• AIM OF THE EXERCISE
Write the next part of the MySQL 8.0 exam cheat sheet, picking up right after its last line.

• STUDY TEXT
============
High-yield 1Z0-909 cheat sheet for MySQL 8.0 developers: SQL patterns, schema rules, indexing and EXPLAIN tips, transactions, and stored program fundamentals.

Use this for last‑mile review. The exam rewards precise SQL semantics and the ability to predict results.

Query semantics

NULL is not “a value”

  • col = NULL is never true; use IS NULL.
  • NOT IN + NULLs can surprise you; prefer NOT EXISTS when NULLs are possible.
1SELECT * FROM t WHERE col IS NULL;

JOIN vs WHERE filtering (classic trap)

If you filter the right side of a LEFT JOIN in the WHERE clause, you often turn it into an INNER JOIN.

1SELECT a.id, b.status
2FROM a
3LEFT JOIN b ON b.a_id = a.id AND b.status = 'ACTIVE';

DDL essentials

Keys and constraints (concept-level)

  • Primary key: uniqueness + not null.
  • Foreign keys enforce referential integrity (and can affect delete/update behavior).
  • Unique constraints + indexes work together for both correctness and performance.

Generated columns + indexing JSON (concept-level)

For JSON fields, you often index a generated column that extracts the attribute you query frequently.

Indexing and EXPLAIN

When indexes help

  • Highly selective predicates (WHERE customer_id = ?)
  • Join keys
  • ORDER BY with LIMIT (when it can use an index)

When indexes don’t help much

  • Low-cardinality columns (depends on workload)
  • Predicates with functions on the column (WHERE YEAR(created_at)=2025 is often non-sargable)

EXPLAIN quick read

1EXPLAIN SELECT * FROM orders WHERE customer_id = 123;
2SHOW INDEX FROM orders;

High-yield reminder: if you see full table scans unexpectedly, check predicate sargability, data types, and missing indexes.

Transactions and locking (concept-level)

  • Use transactions to group changes.
  • Isolation impacts visibility; locking impacts concurrency.
  • Keep transactions short to reduce lock contention.
============
• Items from a dataset
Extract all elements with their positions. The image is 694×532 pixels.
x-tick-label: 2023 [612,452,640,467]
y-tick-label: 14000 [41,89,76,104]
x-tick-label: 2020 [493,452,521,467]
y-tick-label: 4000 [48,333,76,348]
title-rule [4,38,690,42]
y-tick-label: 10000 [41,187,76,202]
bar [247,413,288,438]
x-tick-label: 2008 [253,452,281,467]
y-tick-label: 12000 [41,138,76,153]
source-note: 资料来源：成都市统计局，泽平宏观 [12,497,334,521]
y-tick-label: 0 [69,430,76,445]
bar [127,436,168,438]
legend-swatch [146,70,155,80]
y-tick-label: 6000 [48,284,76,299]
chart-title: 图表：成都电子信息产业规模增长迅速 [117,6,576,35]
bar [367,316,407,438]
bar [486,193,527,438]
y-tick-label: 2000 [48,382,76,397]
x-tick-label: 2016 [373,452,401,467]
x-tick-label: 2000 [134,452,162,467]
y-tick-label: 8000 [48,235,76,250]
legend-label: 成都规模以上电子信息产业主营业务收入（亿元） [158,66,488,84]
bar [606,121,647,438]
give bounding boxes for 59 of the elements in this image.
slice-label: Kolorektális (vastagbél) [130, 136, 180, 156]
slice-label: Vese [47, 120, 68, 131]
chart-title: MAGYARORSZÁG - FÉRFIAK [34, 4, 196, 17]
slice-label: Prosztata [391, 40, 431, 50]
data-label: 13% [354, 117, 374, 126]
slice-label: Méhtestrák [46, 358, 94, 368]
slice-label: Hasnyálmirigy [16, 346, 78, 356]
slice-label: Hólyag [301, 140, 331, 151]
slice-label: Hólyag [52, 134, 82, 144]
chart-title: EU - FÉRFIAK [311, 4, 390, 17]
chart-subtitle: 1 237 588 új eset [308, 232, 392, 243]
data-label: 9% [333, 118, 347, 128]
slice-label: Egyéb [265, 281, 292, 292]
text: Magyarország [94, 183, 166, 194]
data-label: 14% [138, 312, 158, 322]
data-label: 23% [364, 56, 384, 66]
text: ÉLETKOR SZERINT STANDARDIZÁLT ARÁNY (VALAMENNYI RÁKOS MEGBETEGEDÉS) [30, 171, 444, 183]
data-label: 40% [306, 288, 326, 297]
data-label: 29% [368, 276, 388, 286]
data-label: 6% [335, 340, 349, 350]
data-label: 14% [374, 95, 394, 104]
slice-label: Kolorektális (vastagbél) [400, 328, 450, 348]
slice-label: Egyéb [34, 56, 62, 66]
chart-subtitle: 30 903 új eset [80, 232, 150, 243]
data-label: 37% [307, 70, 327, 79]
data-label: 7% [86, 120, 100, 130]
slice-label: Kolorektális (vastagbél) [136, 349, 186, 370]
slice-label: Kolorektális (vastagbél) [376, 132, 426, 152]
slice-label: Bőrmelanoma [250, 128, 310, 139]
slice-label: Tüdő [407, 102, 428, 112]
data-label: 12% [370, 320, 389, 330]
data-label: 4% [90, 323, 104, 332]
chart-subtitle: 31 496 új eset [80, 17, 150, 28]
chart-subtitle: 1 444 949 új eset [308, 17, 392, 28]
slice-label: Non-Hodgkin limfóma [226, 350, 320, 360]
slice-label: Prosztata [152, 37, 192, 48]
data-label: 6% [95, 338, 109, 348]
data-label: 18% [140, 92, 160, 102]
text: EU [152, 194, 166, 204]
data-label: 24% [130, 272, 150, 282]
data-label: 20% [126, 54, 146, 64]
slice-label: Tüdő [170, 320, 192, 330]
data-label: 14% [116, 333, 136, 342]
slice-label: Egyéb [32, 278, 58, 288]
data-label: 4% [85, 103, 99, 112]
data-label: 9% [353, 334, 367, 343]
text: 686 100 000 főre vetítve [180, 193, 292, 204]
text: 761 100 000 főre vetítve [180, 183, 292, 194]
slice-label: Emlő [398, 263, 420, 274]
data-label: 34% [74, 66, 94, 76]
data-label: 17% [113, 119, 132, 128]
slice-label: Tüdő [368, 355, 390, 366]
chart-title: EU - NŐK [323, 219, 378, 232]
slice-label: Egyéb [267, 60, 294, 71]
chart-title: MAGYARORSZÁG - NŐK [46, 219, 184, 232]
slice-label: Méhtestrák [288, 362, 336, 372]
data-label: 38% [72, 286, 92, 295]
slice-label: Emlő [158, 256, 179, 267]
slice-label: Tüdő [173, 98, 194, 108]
============
• SOLVED EXERCISE
1START TRANSACTION;
2UPDATE accounts SET balance = balance - 10 WHERE id = 1;
3UPDATE accounts SET balance = balance + 10 WHERE id = 2;
4COMMIT;

Stored programs

Views

1CREATE VIEW active_users AS
2SELECT id, email FROM users WHERE active = 1;

Stored procedures (concept-level)

  • Know how parameters and control flow work, and the operational trade-offs (debugging, deployment, permissions).

Triggers (concept-level)

  • Triggers can enforce invariants but can also hide work and complicate debugging and performance.

Events (concept-level)

  • Scheduler-driven tasks inside MySQL (be able to recognize use cases and risks).

JSON essentials (MySQL 8.0)

1SELECT JSON_EXTRACT(payload, '$.customer.id') AS customer_id
2FROM events;

Know the difference between JSON extraction for query and for indexing (often via generated columns).

Quick glossary (developer)

TermMeaning
Sargable predicateA predicate the optimizer can use with an index efficiently.
CardinalityRoughly: number of distinct values in a column (influences index usefulness).
Execution planThe steps the database uses to run a query (inspect with EXPLAIN).
IsolationRules for what changes are visible across transactions (concept-level).
Generated columnA computed column that can be indexed (useful for JSON).